#### WHAT TO PRODUCE
Write out the material again exactly, please, and omit the pictures.

....

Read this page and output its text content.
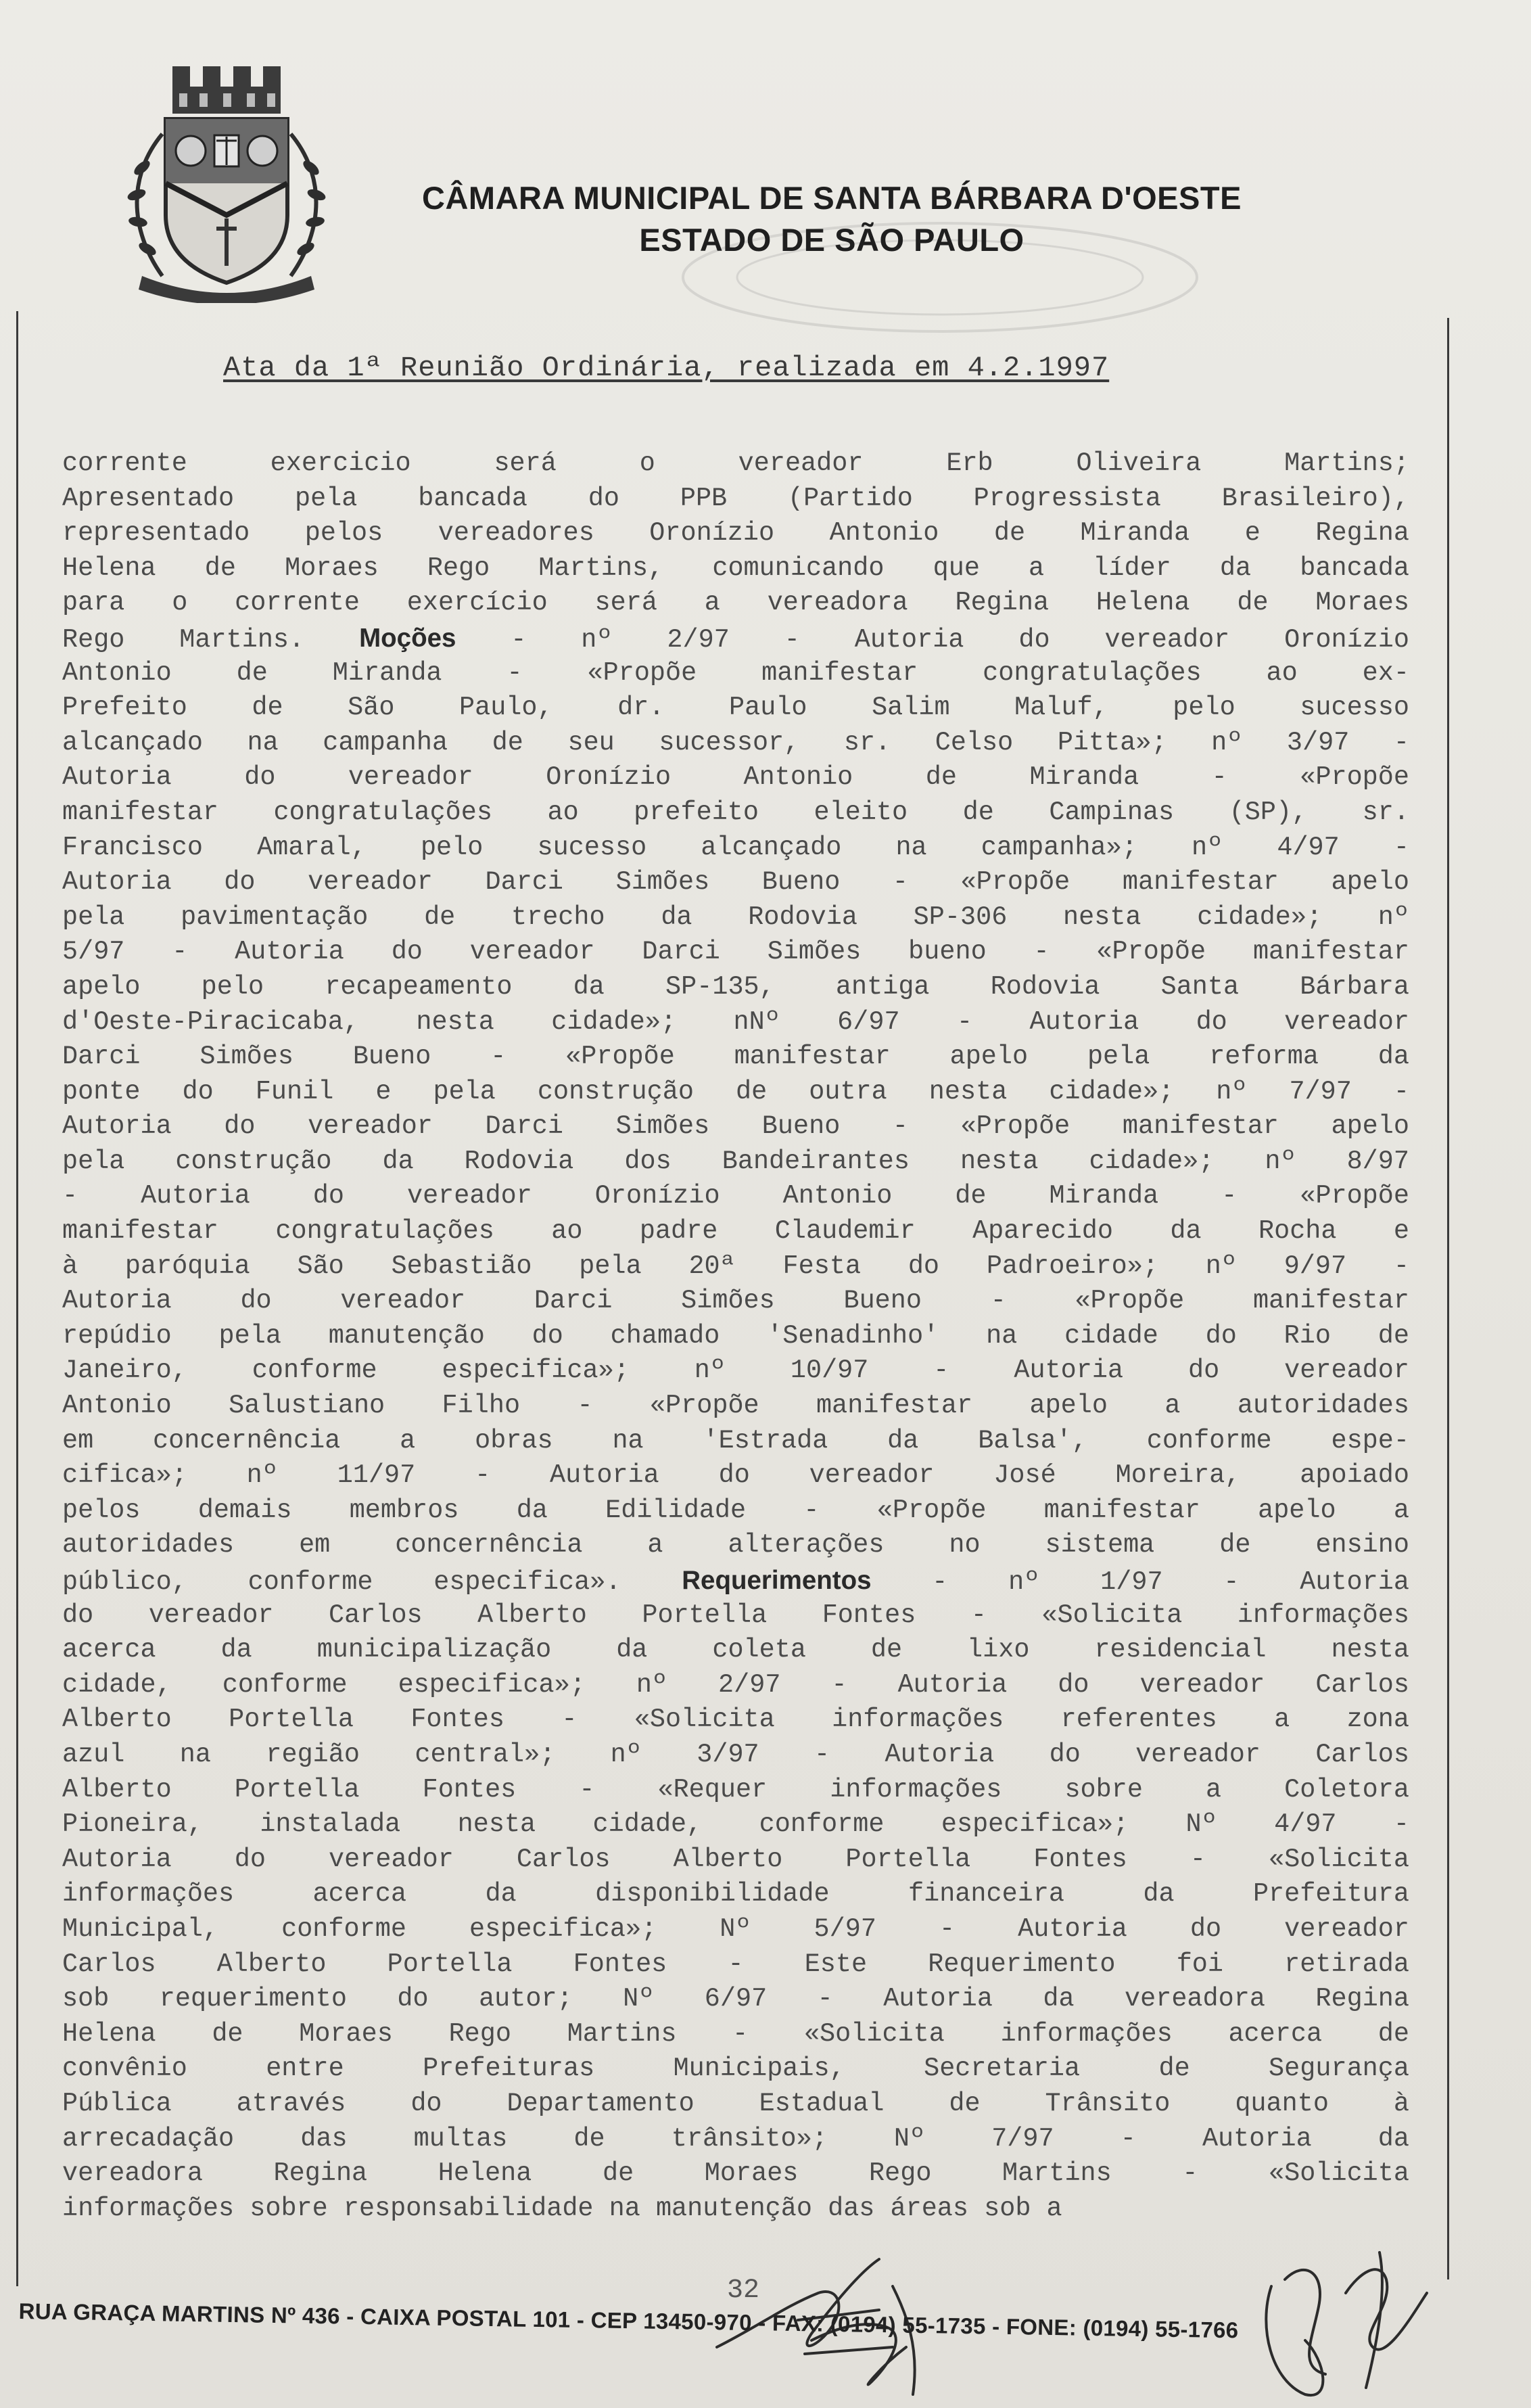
CÂMARA MUNICIPAL DE SANTA BÁRBARA D'OESTE
ESTADO DE SÃO PAULO
Ata da 1ª Reunião Ordinária, realizada em 4.2.1997
corrente exercicio será o vereador Erb Oliveira Martins;
Apresentado pela bancada do PPB (Partido Progressista Brasileiro),
representado pelos vereadores Oronízio Antonio de Miranda e Regina
Helena de Moraes Rego Martins, comunicando que a líder da bancada
para o corrente exercício será a vereadora Regina Helena de Moraes
Rego Martins. Moções - nº 2/97 - Autoria do vereador Oronízio
Antonio de Miranda - «Propõe manifestar congratulações ao ex-
Prefeito de São Paulo, dr. Paulo Salim Maluf, pelo sucesso
alcançado na campanha de seu sucessor, sr. Celso Pitta»; nº 3/97 -
Autoria do vereador Oronízio Antonio de Miranda - «Propõe
manifestar congratulações ao prefeito eleito de Campinas (SP), sr.
Francisco Amaral, pelo sucesso alcançado na campanha»; nº 4/97 -
Autoria do vereador Darci Simões Bueno - «Propõe manifestar apelo
pela pavimentação de trecho da Rodovia SP-306 nesta cidade»; nº
5/97 - Autoria do vereador Darci Simões bueno - «Propõe manifestar
apelo pelo recapeamento da SP-135, antiga Rodovia Santa Bárbara
d'Oeste-Piracicaba, nesta cidade»; nNº 6/97 - Autoria do vereador
Darci Simões Bueno - «Propõe manifestar apelo pela reforma da
ponte do Funil e pela construção de outra nesta cidade»; nº 7/97 -
Autoria do vereador Darci Simões Bueno - «Propõe manifestar apelo
pela construção da Rodovia dos Bandeirantes nesta cidade»; nº 8/97
- Autoria do vereador Oronízio Antonio de Miranda - «Propõe
manifestar congratulações ao padre Claudemir Aparecido da Rocha e
à paróquia São Sebastião pela 20ª Festa do Padroeiro»; nº 9/97 -
Autoria do vereador Darci Simões Bueno - «Propõe manifestar
repúdio pela manutenção do chamado 'Senadinho' na cidade do Rio de
Janeiro, conforme especifica»; nº 10/97 - Autoria do vereador
Antonio Salustiano Filho - «Propõe manifestar apelo a autoridades
em concernência a obras na 'Estrada da Balsa', conforme espe-
cifica»; nº 11/97 - Autoria do vereador José Moreira, apoiado
pelos demais membros da Edilidade - «Propõe manifestar apelo a
autoridades em concernência a alterações no sistema de ensino
público, conforme especifica». Requerimentos - nº 1/97 - Autoria
do vereador Carlos Alberto Portella Fontes - «Solicita informações
acerca da municipalização da coleta de lixo residencial nesta
cidade, conforme especifica»; nº 2/97 - Autoria do vereador Carlos
Alberto Portella Fontes - «Solicita informações referentes a zona
azul na região central»; nº 3/97 - Autoria do vereador Carlos
Alberto Portella Fontes - «Requer informações sobre a Coletora
Pioneira, instalada nesta cidade, conforme especifica»; Nº 4/97 -
Autoria do vereador Carlos Alberto Portella Fontes - «Solicita
informações acerca da disponibilidade financeira da Prefeitura
Municipal, conforme especifica»; Nº 5/97 - Autoria do vereador
Carlos Alberto Portella Fontes - Este Requerimento foi retirada
sob requerimento do autor; Nº 6/97 - Autoria da vereadora Regina
Helena de Moraes Rego Martins - «Solicita informações acerca de
convênio entre Prefeituras Municipais, Secretaria de Segurança
Pública através do Departamento Estadual de Trânsito quanto à
arrecadação das multas de trânsito»; Nº 7/97 - Autoria da
vereadora Regina Helena de Moraes Rego Martins - «Solicita
informações sobre responsabilidade na manutenção das áreas sob a
32
RUA GRAÇA MARTINS Nº 436 - CAIXA POSTAL 101 - CEP 13450-970 - FAX: (0194) 55-1735 - FONE: (0194) 55-1766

....

#### FINISHED TASK
Read this page and output its text content.
CÂMARA MUNICIPAL DE SANTA BÁRBARA D'OESTE
ESTADO DE SÃO PAULO
Ata da 1ª Reunião Ordinária, realizada em 4.2.1997
corrente exercicio será o vereador Erb Oliveira Martins;
Apresentado pela bancada do PPB (Partido Progressista Brasileiro),
representado pelos vereadores Oronízio Antonio de Miranda e Regina
Helena de Moraes Rego Martins, comunicando que a líder da bancada
para o corrente exercício será a vereadora Regina Helena de Moraes
Rego Martins. Moções - nº 2/97 - Autoria do vereador Oronízio
Antonio de Miranda - «Propõe manifestar congratulações ao ex-
Prefeito de São Paulo, dr. Paulo Salim Maluf, pelo sucesso
alcançado na campanha de seu sucessor, sr. Celso Pitta»; nº 3/97 -
Autoria do vereador Oronízio Antonio de Miranda - «Propõe
manifestar congratulações ao prefeito eleito de Campinas (SP), sr.
Francisco Amaral, pelo sucesso alcançado na campanha»; nº 4/97 -
Autoria do vereador Darci Simões Bueno - «Propõe manifestar apelo
pela pavimentação de trecho da Rodovia SP-306 nesta cidade»; nº
5/97 - Autoria do vereador Darci Simões bueno - «Propõe manifestar
apelo pelo recapeamento da SP-135, antiga Rodovia Santa Bárbara
d'Oeste-Piracicaba, nesta cidade»; nNº 6/97 - Autoria do vereador
Darci Simões Bueno - «Propõe manifestar apelo pela reforma da
ponte do Funil e pela construção de outra nesta cidade»; nº 7/97 -
Autoria do vereador Darci Simões Bueno - «Propõe manifestar apelo
pela construção da Rodovia dos Bandeirantes nesta cidade»; nº 8/97
- Autoria do vereador Oronízio Antonio de Miranda - «Propõe
manifestar congratulações ao padre Claudemir Aparecido da Rocha e
à paróquia São Sebastião pela 20ª Festa do Padroeiro»; nº 9/97 -
Autoria do vereador Darci Simões Bueno - «Propõe manifestar
repúdio pela manutenção do chamado 'Senadinho' na cidade do Rio de
Janeiro, conforme especifica»; nº 10/97 - Autoria do vereador
Antonio Salustiano Filho - «Propõe manifestar apelo a autoridades
em concernência a obras na 'Estrada da Balsa', conforme espe-
cifica»; nº 11/97 - Autoria do vereador José Moreira, apoiado
pelos demais membros da Edilidade - «Propõe manifestar apelo a
autoridades em concernência a alterações no sistema de ensino
público, conforme especifica». Requerimentos - nº 1/97 - Autoria
do vereador Carlos Alberto Portella Fontes - «Solicita informações
acerca da municipalização da coleta de lixo residencial nesta
cidade, conforme especifica»; nº 2/97 - Autoria do vereador Carlos
Alberto Portella Fontes - «Solicita informações referentes a zona
azul na região central»; nº 3/97 - Autoria do vereador Carlos
Alberto Portella Fontes - «Requer informações sobre a Coletora
Pioneira, instalada nesta cidade, conforme especifica»; Nº 4/97 -
Autoria do vereador Carlos Alberto Portella Fontes - «Solicita
informações acerca da disponibilidade financeira da Prefeitura
Municipal, conforme especifica»; Nº 5/97 - Autoria do vereador
Carlos Alberto Portella Fontes - Este Requerimento foi retirada
sob requerimento do autor; Nº 6/97 - Autoria da vereadora Regina
Helena de Moraes Rego Martins - «Solicita informações acerca de
convênio entre Prefeituras Municipais, Secretaria de Segurança
Pública através do Departamento Estadual de Trânsito quanto à
arrecadação das multas de trânsito»; Nº 7/97 - Autoria da
vereadora Regina Helena de Moraes Rego Martins - «Solicita
informações sobre responsabilidade na manutenção das áreas sob a
32
RUA GRAÇA MARTINS Nº 436 - CAIXA POSTAL 101 - CEP 13450-970 - FAX: (0194) 55-1735 - FONE: (0194) 55-1766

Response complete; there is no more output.